━━━━━ Provided data ━━━━━

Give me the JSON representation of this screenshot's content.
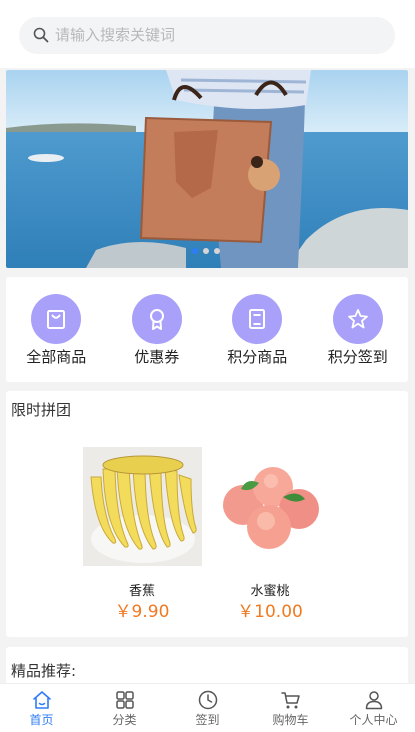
{
  "search": {
    "placeholder": "请输入搜索关键词"
  },
  "banner": {
    "slides": 3,
    "active_slide": 1
  },
  "menu": {
    "items": [
      {
        "label": "全部商品",
        "icon": "bag-icon"
      },
      {
        "label": "优惠券",
        "icon": "ribbon-badge-icon"
      },
      {
        "label": "积分商品",
        "icon": "book-icon"
      },
      {
        "label": "积分签到",
        "icon": "star-icon"
      }
    ]
  },
  "group_buy": {
    "title": "限时拼团",
    "products": [
      {
        "name": "香蕉",
        "price": "￥9.90",
        "image": "banana-image"
      },
      {
        "name": "水蜜桃",
        "price": "￥10.00",
        "image": "peach-image"
      }
    ]
  },
  "recommend": {
    "title": "精品推荐:"
  },
  "tabbar": {
    "items": [
      {
        "label": "首页",
        "icon": "home-icon",
        "active": true
      },
      {
        "label": "分类",
        "icon": "grid-icon",
        "active": false
      },
      {
        "label": "签到",
        "icon": "clock-icon",
        "active": false
      },
      {
        "label": "购物车",
        "icon": "cart-icon",
        "active": false
      },
      {
        "label": "个人中心",
        "icon": "user-icon",
        "active": false
      }
    ]
  },
  "colors": {
    "accent": "#2f7df6",
    "menu_icon_bg": "#a9a0f9",
    "price": "#f07a21"
  }
}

━━━━━

* Stated exercise
Copy out every line in the entries above that holds "label".

* Finished exercise
        "label": "全部商品",
        "label": "优惠券",
        "label": "积分商品",
        "label": "积分签到",
        "label": "首页",
        "label": "分类",
        "label": "签到",
        "label": "购物车",
        "label": "个人中心",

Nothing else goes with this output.